### TEXT
To solve this problem it is necessary to use the concepts related to pressure depending on the depth (or height) in which the object is on that fluid. By definition this expression is given as
[tex]P = P_{atm} +\rho gh[/tex]
Where,
[tex]P_{atm} =[/tex] Atmospheric Pressure
[tex]\rho =[/tex]Density, water at this case
g = Gravity
h = Height
The equation basically tells us that under a reference pressure, which is terrestrial, as one of the three variables (gravity, density or height) increases the pressure exerted on the body. In this case density and gravity are constant variables. The only variable that changes in the frame of reference is the height.
Our values are given as
[tex]P_{atm} = 1.013*10^5Pa[/tex]
[tex]\rho = 1000Kg/m^3[/tex]
[tex]g = 9.8m/s^2[/tex]
[tex]h = 0.78m[/tex]
Replacing at the equation we have,
[tex]P = P_{atm} +\rho gh[/tex]
[tex]P = 1.013*10^5 +(1000)(9.8)(0.78)[/tex]
[tex]P = 108944Pa[/tex]
[tex]P = 0.1089Mpa[/tex]
Therefore the pressure inside the hose is 0.1089Mpa

### Records in a dataset
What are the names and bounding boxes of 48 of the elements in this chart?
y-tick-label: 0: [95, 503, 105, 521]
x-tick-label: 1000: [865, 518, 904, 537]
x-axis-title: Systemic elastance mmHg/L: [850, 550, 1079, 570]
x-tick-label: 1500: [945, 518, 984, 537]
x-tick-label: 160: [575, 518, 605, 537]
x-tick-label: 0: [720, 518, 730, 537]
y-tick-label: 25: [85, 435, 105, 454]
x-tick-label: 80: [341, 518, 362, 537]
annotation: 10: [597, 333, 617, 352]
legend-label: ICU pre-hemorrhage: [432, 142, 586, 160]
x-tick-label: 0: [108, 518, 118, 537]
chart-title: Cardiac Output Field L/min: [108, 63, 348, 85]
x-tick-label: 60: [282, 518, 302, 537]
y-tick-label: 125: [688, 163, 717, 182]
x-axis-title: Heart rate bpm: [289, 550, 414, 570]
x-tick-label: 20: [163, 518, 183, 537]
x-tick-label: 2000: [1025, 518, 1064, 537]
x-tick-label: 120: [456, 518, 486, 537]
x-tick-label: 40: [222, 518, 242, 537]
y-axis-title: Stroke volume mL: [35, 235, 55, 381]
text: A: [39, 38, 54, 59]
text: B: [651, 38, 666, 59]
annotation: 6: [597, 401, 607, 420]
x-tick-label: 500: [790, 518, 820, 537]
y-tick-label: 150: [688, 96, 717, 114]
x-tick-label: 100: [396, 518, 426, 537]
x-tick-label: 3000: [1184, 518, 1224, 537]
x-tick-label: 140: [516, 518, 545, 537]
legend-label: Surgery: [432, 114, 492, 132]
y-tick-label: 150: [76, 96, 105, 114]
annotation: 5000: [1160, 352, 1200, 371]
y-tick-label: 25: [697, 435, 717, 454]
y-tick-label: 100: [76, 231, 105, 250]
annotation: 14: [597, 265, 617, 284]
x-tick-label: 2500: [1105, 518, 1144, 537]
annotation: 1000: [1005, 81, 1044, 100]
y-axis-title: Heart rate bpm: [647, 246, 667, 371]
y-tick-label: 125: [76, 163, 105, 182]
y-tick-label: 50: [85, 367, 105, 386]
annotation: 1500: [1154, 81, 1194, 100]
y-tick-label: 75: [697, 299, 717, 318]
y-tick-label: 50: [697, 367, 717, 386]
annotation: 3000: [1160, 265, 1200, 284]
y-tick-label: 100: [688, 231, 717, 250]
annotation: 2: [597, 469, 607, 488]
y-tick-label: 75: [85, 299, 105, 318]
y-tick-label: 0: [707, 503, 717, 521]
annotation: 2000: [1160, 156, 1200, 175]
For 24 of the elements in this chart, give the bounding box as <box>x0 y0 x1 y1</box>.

--

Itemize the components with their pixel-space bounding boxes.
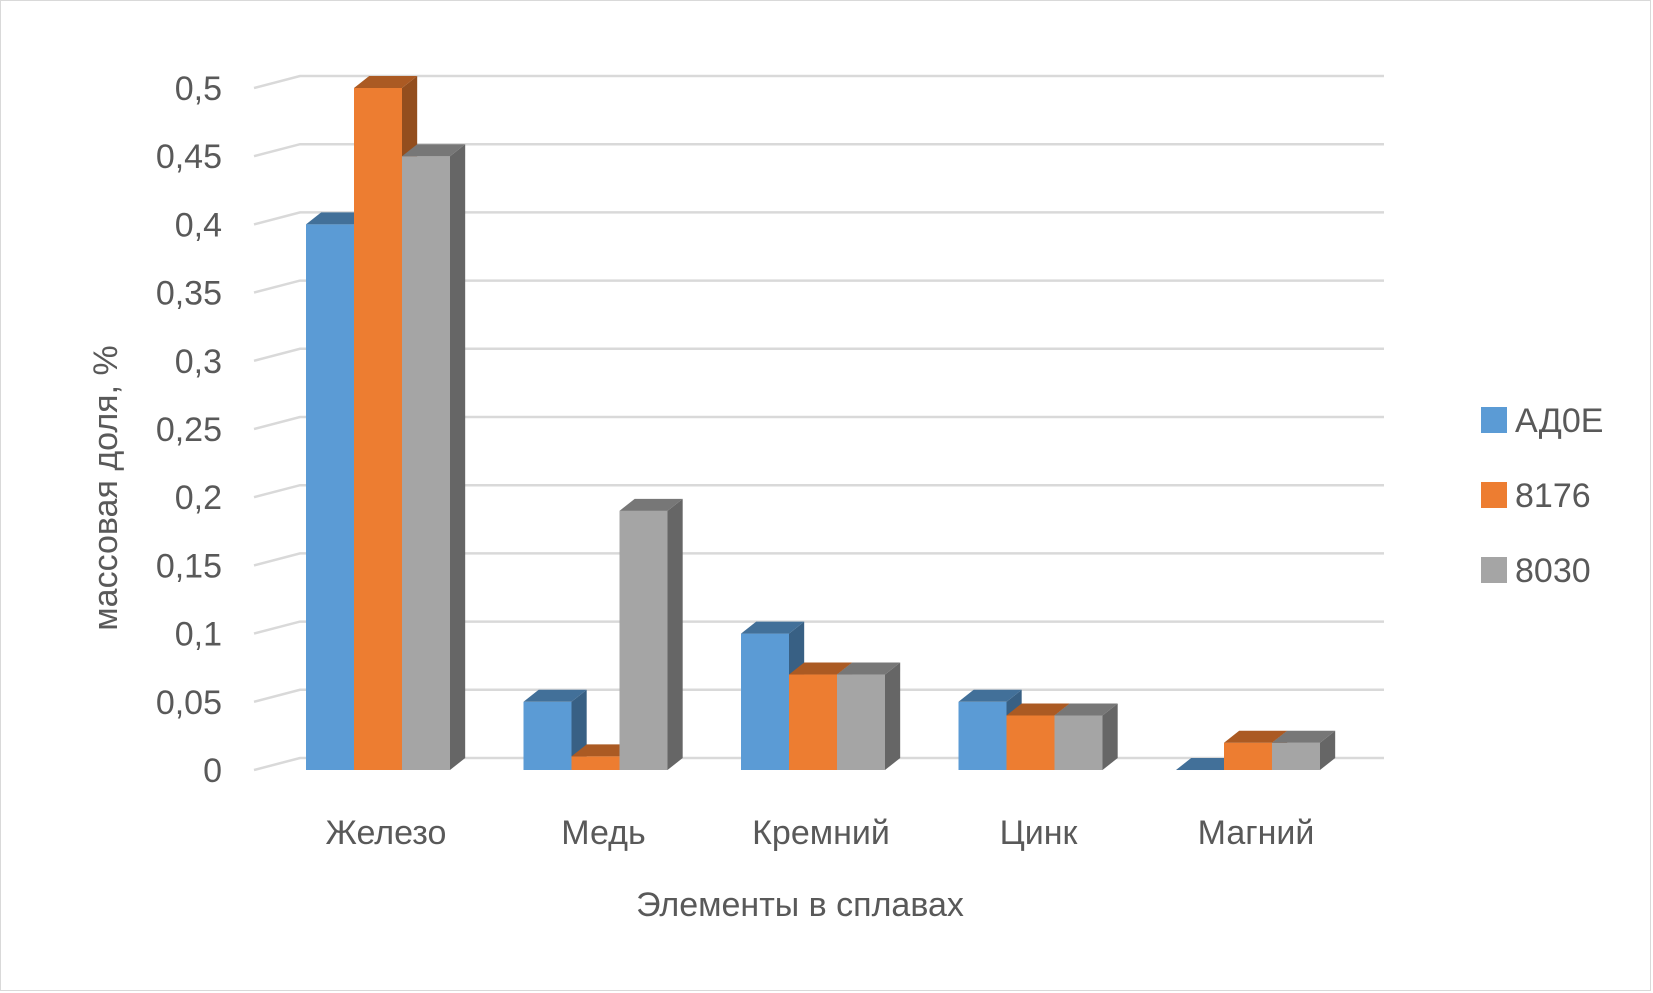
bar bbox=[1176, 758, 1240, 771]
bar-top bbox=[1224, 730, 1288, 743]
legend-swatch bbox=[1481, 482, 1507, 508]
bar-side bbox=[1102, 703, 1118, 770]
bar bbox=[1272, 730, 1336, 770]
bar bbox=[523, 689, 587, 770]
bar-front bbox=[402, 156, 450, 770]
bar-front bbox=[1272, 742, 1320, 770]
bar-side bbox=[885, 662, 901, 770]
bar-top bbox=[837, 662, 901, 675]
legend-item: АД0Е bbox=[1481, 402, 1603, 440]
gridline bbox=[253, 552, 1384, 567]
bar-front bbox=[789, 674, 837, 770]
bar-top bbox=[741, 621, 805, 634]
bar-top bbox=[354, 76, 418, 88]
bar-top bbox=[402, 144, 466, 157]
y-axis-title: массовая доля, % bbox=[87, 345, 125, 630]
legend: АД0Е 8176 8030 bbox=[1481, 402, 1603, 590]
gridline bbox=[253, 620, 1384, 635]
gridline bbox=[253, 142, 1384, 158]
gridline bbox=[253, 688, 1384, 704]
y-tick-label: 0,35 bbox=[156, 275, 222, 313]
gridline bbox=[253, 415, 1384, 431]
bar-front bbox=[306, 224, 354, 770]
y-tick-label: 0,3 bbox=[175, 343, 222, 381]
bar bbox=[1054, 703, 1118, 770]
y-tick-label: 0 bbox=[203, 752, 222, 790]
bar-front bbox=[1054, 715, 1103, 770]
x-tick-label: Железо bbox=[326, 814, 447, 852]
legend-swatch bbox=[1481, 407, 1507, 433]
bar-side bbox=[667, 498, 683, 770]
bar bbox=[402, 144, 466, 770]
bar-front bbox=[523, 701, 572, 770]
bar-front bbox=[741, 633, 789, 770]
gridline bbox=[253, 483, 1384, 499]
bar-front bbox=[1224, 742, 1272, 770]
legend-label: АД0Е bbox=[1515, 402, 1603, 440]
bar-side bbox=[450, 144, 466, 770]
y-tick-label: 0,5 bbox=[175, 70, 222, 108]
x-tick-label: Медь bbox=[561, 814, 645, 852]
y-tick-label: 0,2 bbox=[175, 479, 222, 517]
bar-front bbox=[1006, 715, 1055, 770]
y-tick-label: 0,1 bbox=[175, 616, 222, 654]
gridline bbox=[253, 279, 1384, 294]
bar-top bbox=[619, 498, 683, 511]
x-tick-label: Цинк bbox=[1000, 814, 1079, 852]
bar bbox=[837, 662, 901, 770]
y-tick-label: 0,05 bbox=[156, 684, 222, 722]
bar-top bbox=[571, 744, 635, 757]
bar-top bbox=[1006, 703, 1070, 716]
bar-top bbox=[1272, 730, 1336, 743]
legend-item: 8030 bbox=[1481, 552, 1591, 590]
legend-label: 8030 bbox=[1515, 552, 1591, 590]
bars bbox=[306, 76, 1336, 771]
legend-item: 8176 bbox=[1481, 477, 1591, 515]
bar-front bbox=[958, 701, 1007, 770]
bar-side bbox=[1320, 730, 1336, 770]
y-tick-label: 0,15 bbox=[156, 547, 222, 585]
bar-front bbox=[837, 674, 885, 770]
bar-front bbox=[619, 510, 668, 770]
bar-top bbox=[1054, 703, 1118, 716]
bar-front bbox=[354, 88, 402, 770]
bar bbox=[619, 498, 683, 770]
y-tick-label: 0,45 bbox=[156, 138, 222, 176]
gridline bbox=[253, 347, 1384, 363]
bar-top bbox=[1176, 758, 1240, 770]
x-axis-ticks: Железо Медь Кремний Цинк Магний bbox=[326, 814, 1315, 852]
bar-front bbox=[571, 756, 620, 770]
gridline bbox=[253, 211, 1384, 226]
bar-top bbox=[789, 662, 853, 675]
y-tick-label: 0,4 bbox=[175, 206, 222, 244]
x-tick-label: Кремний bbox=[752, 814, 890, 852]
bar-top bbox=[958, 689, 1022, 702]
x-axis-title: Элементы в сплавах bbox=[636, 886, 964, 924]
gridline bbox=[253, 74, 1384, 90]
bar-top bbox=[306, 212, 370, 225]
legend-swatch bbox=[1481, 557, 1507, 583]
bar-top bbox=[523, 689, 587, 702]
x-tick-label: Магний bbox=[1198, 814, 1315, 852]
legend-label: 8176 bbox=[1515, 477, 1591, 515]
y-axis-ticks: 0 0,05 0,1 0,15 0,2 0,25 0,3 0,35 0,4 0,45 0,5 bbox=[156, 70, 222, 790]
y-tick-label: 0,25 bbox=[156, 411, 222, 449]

### TASK INSTRUCTIONS
1. In the hose pressure text, which variable is the only one that changes in the frame of reference?
2. Print the part of the hose pressure text starting at "To solve this" and ending at "is the height.".

### EXPECTED OUTPUTS
1. The height.

2.
To solve this problem it is necessary to use the concepts related to pressure depending on the depth (or height) in which the object is on that fluid. By definition this expression is given as
[tex]P = P_{atm} +\rho gh[/tex]
Where,
[tex]P_{atm} =[/tex] Atmospheric Pressure
[tex]\rho =[/tex]Density, water at this case
g = Gravity
h = Height
The equation basically tells us that under a reference pressure, which is terrestrial, as one of the three variables (gravity, density or height) increases the pressure exerted on the body. In this case density and gravity are constant variables. The only variable that changes in the frame of reference is the height.